* Stated problem: Exactly as written, please set down all of the entries again, with no pictures.

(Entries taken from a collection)
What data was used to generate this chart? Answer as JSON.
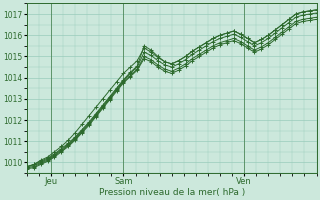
{
  "xlabel": "Pression niveau de la mer( hPa )",
  "background_color": "#cce8dc",
  "grid_color": "#99ccbb",
  "line_color": "#2d6a2d",
  "ylim": [
    1009.5,
    1017.5
  ],
  "xlim": [
    0,
    48
  ],
  "yticks": [
    1010,
    1011,
    1012,
    1013,
    1014,
    1015,
    1016,
    1017
  ],
  "xtick_positions": [
    4,
    16,
    36
  ],
  "xtick_labels": [
    "Jeu",
    "Sam",
    "Ven"
  ],
  "vline_positions": [
    4,
    16,
    36
  ],
  "series": [
    [
      1009.8,
      1009.9,
      1010.05,
      1010.2,
      1010.4,
      1010.65,
      1010.9,
      1011.2,
      1011.55,
      1011.9,
      1012.3,
      1012.7,
      1013.1,
      1013.5,
      1013.9,
      1014.25,
      1014.55,
      1015.5,
      1015.3,
      1015.0,
      1014.75,
      1014.65,
      1014.8,
      1015.0,
      1015.25,
      1015.45,
      1015.65,
      1015.85,
      1016.0,
      1016.1,
      1016.2,
      1016.05,
      1015.85,
      1015.65,
      1015.8,
      1016.0,
      1016.25,
      1016.5,
      1016.75,
      1017.0,
      1017.1,
      1017.15,
      1017.2
    ],
    [
      1009.8,
      1009.85,
      1010.0,
      1010.15,
      1010.35,
      1010.6,
      1010.85,
      1011.15,
      1011.5,
      1011.85,
      1012.25,
      1012.65,
      1013.05,
      1013.45,
      1013.85,
      1014.2,
      1014.5,
      1015.2,
      1015.05,
      1014.8,
      1014.6,
      1014.5,
      1014.65,
      1014.85,
      1015.1,
      1015.3,
      1015.5,
      1015.7,
      1015.85,
      1015.95,
      1016.05,
      1015.9,
      1015.7,
      1015.5,
      1015.65,
      1015.85,
      1016.1,
      1016.35,
      1016.6,
      1016.85,
      1016.95,
      1017.0,
      1017.05
    ],
    [
      1009.75,
      1009.8,
      1009.95,
      1010.1,
      1010.3,
      1010.55,
      1010.8,
      1011.1,
      1011.45,
      1011.8,
      1012.2,
      1012.6,
      1013.0,
      1013.4,
      1013.8,
      1014.1,
      1014.4,
      1015.0,
      1014.85,
      1014.6,
      1014.4,
      1014.3,
      1014.45,
      1014.65,
      1014.9,
      1015.1,
      1015.3,
      1015.5,
      1015.65,
      1015.75,
      1015.85,
      1015.7,
      1015.5,
      1015.3,
      1015.45,
      1015.65,
      1015.9,
      1016.15,
      1016.4,
      1016.65,
      1016.75,
      1016.8,
      1016.85
    ],
    [
      1009.7,
      1009.75,
      1009.9,
      1010.05,
      1010.25,
      1010.5,
      1010.75,
      1011.05,
      1011.4,
      1011.75,
      1012.15,
      1012.55,
      1012.95,
      1013.35,
      1013.75,
      1014.05,
      1014.35,
      1014.9,
      1014.75,
      1014.5,
      1014.3,
      1014.2,
      1014.35,
      1014.55,
      1014.8,
      1015.0,
      1015.2,
      1015.4,
      1015.55,
      1015.65,
      1015.75,
      1015.6,
      1015.4,
      1015.2,
      1015.35,
      1015.55,
      1015.8,
      1016.05,
      1016.3,
      1016.55,
      1016.65,
      1016.7,
      1016.75
    ],
    [
      1009.8,
      1009.9,
      1010.1,
      1010.25,
      1010.5,
      1010.75,
      1011.05,
      1011.4,
      1011.8,
      1012.2,
      1012.6,
      1013.0,
      1013.4,
      1013.8,
      1014.2,
      1014.5,
      1014.8,
      1015.4,
      1015.2,
      1014.95,
      1014.75,
      1014.65,
      1014.8,
      1015.0,
      1015.25,
      1015.45,
      1015.65,
      1015.85,
      1016.0,
      1016.1,
      1016.2,
      1016.05,
      1015.85,
      1015.65,
      1015.8,
      1016.0,
      1016.25,
      1016.5,
      1016.75,
      1017.0,
      1017.1,
      1017.15,
      1017.2
    ]
  ],
  "figsize": [
    3.2,
    2.0
  ],
  "dpi": 100,
  "ytick_fontsize": 5.5,
  "xtick_fontsize": 6,
  "xlabel_fontsize": 6.5
}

* In response:
What data was used to generate this chart? Answer as JSON.
{
  "xlabel": "Pression niveau de la mer( hPa )",
  "background_color": "#cce8dc",
  "grid_color": "#99ccbb",
  "line_color": "#2d6a2d",
  "ylim": [
    1009.5,
    1017.5
  ],
  "xlim": [
    0,
    48
  ],
  "yticks": [
    1010,
    1011,
    1012,
    1013,
    1014,
    1015,
    1016,
    1017
  ],
  "xtick_positions": [
    4,
    16,
    36
  ],
  "xtick_labels": [
    "Jeu",
    "Sam",
    "Ven"
  ],
  "vline_positions": [
    4,
    16,
    36
  ],
  "series": [
    [
      1009.8,
      1009.9,
      1010.05,
      1010.2,
      1010.4,
      1010.65,
      1010.9,
      1011.2,
      1011.55,
      1011.9,
      1012.3,
      1012.7,
      1013.1,
      1013.5,
      1013.9,
      1014.25,
      1014.55,
      1015.5,
      1015.3,
      1015.0,
      1014.75,
      1014.65,
      1014.8,
      1015.0,
      1015.25,
      1015.45,
      1015.65,
      1015.85,
      1016.0,
      1016.1,
      1016.2,
      1016.05,
      1015.85,
      1015.65,
      1015.8,
      1016.0,
      1016.25,
      1016.5,
      1016.75,
      1017.0,
      1017.1,
      1017.15,
      1017.2
    ],
    [
      1009.8,
      1009.85,
      1010.0,
      1010.15,
      1010.35,
      1010.6,
      1010.85,
      1011.15,
      1011.5,
      1011.85,
      1012.25,
      1012.65,
      1013.05,
      1013.45,
      1013.85,
      1014.2,
      1014.5,
      1015.2,
      1015.05,
      1014.8,
      1014.6,
      1014.5,
      1014.65,
      1014.85,
      1015.1,
      1015.3,
      1015.5,
      1015.7,
      1015.85,
      1015.95,
      1016.05,
      1015.9,
      1015.7,
      1015.5,
      1015.65,
      1015.85,
      1016.1,
      1016.35,
      1016.6,
      1016.85,
      1016.95,
      1017.0,
      1017.05
    ],
    [
      1009.75,
      1009.8,
      1009.95,
      1010.1,
      1010.3,
      1010.55,
      1010.8,
      1011.1,
      1011.45,
      1011.8,
      1012.2,
      1012.6,
      1013.0,
      1013.4,
      1013.8,
      1014.1,
      1014.4,
      1015.0,
      1014.85,
      1014.6,
      1014.4,
      1014.3,
      1014.45,
      1014.65,
      1014.9,
      1015.1,
      1015.3,
      1015.5,
      1015.65,
      1015.75,
      1015.85,
      1015.7,
      1015.5,
      1015.3,
      1015.45,
      1015.65,
      1015.9,
      1016.15,
      1016.4,
      1016.65,
      1016.75,
      1016.8,
      1016.85
    ],
    [
      1009.7,
      1009.75,
      1009.9,
      1010.05,
      1010.25,
      1010.5,
      1010.75,
      1011.05,
      1011.4,
      1011.75,
      1012.15,
      1012.55,
      1012.95,
      1013.35,
      1013.75,
      1014.05,
      1014.35,
      1014.9,
      1014.75,
      1014.5,
      1014.3,
      1014.2,
      1014.35,
      1014.55,
      1014.8,
      1015.0,
      1015.2,
      1015.4,
      1015.55,
      1015.65,
      1015.75,
      1015.6,
      1015.4,
      1015.2,
      1015.35,
      1015.55,
      1015.8,
      1016.05,
      1016.3,
      1016.55,
      1016.65,
      1016.7,
      1016.75
    ],
    [
      1009.8,
      1009.9,
      1010.1,
      1010.25,
      1010.5,
      1010.75,
      1011.05,
      1011.4,
      1011.8,
      1012.2,
      1012.6,
      1013.0,
      1013.4,
      1013.8,
      1014.2,
      1014.5,
      1014.8,
      1015.4,
      1015.2,
      1014.95,
      1014.75,
      1014.65,
      1014.8,
      1015.0,
      1015.25,
      1015.45,
      1015.65,
      1015.85,
      1016.0,
      1016.1,
      1016.2,
      1016.05,
      1015.85,
      1015.65,
      1015.8,
      1016.0,
      1016.25,
      1016.5,
      1016.75,
      1017.0,
      1017.1,
      1017.15,
      1017.2
    ]
  ],
  "figsize": [
    3.2,
    2.0
  ],
  "dpi": 100,
  "ytick_fontsize": 5.5,
  "xtick_fontsize": 6,
  "xlabel_fontsize": 6.5
}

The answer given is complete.